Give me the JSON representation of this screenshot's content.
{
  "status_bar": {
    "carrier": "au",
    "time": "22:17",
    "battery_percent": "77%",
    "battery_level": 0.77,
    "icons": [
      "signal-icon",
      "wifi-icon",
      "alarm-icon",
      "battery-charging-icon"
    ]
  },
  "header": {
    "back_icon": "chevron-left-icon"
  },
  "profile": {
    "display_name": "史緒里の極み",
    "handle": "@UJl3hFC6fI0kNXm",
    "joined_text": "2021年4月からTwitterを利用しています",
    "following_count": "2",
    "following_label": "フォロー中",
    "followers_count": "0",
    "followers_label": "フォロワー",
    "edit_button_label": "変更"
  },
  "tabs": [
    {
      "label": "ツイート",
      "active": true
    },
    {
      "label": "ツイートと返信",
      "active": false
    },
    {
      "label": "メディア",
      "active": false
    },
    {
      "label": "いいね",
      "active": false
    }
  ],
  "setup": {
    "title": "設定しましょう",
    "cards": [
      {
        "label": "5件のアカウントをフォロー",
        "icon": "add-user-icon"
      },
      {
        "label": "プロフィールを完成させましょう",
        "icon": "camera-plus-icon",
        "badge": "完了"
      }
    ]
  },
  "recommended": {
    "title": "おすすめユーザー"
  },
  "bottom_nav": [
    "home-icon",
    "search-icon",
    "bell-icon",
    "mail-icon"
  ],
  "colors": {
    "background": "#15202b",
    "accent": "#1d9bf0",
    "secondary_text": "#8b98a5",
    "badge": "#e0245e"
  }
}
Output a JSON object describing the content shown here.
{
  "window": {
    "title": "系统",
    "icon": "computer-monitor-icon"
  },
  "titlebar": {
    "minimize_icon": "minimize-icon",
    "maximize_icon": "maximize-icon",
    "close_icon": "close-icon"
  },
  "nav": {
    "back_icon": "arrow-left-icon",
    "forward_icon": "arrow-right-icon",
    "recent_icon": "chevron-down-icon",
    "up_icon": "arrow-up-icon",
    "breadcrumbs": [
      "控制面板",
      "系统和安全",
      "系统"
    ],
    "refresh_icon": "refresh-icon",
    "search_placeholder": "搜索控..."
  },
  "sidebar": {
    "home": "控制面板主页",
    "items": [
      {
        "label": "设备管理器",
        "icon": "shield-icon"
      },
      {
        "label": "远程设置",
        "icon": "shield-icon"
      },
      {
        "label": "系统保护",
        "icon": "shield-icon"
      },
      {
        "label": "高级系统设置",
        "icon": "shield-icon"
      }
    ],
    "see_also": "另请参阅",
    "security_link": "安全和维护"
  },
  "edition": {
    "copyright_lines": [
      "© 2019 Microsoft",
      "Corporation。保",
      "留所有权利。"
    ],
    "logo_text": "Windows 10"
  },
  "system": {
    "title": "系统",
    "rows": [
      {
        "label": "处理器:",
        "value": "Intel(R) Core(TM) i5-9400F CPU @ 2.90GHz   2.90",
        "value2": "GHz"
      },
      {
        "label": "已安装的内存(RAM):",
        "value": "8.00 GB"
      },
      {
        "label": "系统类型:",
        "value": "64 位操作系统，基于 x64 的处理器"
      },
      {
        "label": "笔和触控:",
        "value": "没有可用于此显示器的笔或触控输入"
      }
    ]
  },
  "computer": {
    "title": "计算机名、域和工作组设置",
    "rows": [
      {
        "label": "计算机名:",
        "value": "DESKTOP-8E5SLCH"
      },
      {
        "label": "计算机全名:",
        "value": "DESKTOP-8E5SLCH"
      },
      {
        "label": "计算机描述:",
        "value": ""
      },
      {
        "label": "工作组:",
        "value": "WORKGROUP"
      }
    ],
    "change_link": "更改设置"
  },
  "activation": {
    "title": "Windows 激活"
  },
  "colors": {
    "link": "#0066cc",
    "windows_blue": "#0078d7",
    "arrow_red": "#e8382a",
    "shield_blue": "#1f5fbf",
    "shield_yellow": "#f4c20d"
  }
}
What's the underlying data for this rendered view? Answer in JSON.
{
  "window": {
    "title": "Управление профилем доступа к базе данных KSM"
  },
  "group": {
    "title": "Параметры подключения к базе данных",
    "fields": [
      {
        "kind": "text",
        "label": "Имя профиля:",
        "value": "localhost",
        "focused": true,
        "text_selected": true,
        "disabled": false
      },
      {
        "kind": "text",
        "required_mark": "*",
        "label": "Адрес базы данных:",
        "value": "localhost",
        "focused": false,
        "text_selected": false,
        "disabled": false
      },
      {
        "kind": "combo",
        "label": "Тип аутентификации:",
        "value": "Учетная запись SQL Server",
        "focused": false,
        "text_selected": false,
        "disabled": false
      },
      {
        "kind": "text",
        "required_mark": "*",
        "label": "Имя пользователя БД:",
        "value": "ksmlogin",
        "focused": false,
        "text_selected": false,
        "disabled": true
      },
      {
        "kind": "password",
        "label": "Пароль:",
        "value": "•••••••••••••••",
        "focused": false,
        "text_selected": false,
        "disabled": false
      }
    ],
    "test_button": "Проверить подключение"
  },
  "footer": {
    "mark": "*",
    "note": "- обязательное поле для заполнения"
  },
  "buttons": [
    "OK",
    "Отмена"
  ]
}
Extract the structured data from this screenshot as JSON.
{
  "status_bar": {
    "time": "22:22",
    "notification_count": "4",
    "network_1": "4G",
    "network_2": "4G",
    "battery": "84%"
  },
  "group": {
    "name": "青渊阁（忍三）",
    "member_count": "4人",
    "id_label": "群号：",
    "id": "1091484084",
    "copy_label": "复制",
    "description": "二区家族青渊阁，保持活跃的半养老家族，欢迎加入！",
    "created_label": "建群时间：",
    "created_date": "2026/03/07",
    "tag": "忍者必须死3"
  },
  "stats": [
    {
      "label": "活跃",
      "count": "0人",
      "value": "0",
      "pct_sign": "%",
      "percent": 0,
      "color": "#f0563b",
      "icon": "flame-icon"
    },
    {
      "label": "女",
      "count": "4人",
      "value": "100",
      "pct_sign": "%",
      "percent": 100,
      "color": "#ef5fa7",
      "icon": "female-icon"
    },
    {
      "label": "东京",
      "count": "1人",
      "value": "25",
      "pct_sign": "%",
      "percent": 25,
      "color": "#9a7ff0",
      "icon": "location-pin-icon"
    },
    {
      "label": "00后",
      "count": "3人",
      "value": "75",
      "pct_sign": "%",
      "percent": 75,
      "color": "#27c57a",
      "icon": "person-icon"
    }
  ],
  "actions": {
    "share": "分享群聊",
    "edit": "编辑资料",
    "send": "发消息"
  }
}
________________________
» SHORT PROBLEM
Pull out all lines containing the word "computer" from the entries above.

» CORRECT RESULT
    "icon": "computer-monitor-icon"
  "computer": {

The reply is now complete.